THE PROBLEM ->
Copy out all the entries exactly.

— Begin SOURCE RECORDS —

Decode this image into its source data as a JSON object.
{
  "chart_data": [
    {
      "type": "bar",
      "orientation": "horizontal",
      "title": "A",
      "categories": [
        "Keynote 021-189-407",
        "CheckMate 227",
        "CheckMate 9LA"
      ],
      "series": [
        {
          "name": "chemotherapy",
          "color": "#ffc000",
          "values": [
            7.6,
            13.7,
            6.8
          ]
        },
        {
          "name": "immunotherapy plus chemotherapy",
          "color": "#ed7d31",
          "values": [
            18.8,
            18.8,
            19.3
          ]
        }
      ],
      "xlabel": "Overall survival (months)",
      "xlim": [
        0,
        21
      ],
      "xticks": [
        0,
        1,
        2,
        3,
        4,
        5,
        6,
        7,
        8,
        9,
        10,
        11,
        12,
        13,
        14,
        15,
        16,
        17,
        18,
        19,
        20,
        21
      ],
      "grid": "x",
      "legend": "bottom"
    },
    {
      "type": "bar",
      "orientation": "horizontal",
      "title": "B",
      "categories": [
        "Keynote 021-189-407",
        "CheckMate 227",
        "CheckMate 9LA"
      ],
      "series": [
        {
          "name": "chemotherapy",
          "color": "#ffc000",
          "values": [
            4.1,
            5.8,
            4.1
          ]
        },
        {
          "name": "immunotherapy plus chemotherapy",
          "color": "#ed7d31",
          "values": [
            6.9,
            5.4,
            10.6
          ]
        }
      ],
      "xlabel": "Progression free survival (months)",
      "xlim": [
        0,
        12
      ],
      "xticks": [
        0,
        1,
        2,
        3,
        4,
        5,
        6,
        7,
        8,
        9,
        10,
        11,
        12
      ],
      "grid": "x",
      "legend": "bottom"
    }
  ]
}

— End SOURCE RECORDS —

OUTPUT OF THE TASK ->
Decode this image into its source data as a JSON object.
{
  "chart_data": [
    {
      "type": "bar",
      "orientation": "horizontal",
      "title": "A",
      "categories": [
        "Keynote 021-189-407",
        "CheckMate 227",
        "CheckMate 9LA"
      ],
      "series": [
        {
          "name": "chemotherapy",
          "color": "#ffc000",
          "values": [
            7.6,
            13.7,
            6.8
          ]
        },
        {
          "name": "immunotherapy plus chemotherapy",
          "color": "#ed7d31",
          "values": [
            18.8,
            18.8,
            19.3
          ]
        }
      ],
      "xlabel": "Overall survival (months)",
      "xlim": [
        0,
        21
      ],
      "xticks": [
        0,
        1,
        2,
        3,
        4,
        5,
        6,
        7,
        8,
        9,
        10,
        11,
        12,
        13,
        14,
        15,
        16,
        17,
        18,
        19,
        20,
        21
      ],
      "grid": "x",
      "legend": "bottom"
    },
    {
      "type": "bar",
      "orientation": "horizontal",
      "title": "B",
      "categories": [
        "Keynote 021-189-407",
        "CheckMate 227",
        "CheckMate 9LA"
      ],
      "series": [
        {
          "name": "chemotherapy",
          "color": "#ffc000",
          "values": [
            4.1,
            5.8,
            4.1
          ]
        },
        {
          "name": "immunotherapy plus chemotherapy",
          "color": "#ed7d31",
          "values": [
            6.9,
            5.4,
            10.6
          ]
        }
      ],
      "xlabel": "Progression free survival (months)",
      "xlim": [
        0,
        12
      ],
      "xticks": [
        0,
        1,
        2,
        3,
        4,
        5,
        6,
        7,
        8,
        9,
        10,
        11,
        12
      ],
      "grid": "x",
      "legend": "bottom"
    }
  ]
}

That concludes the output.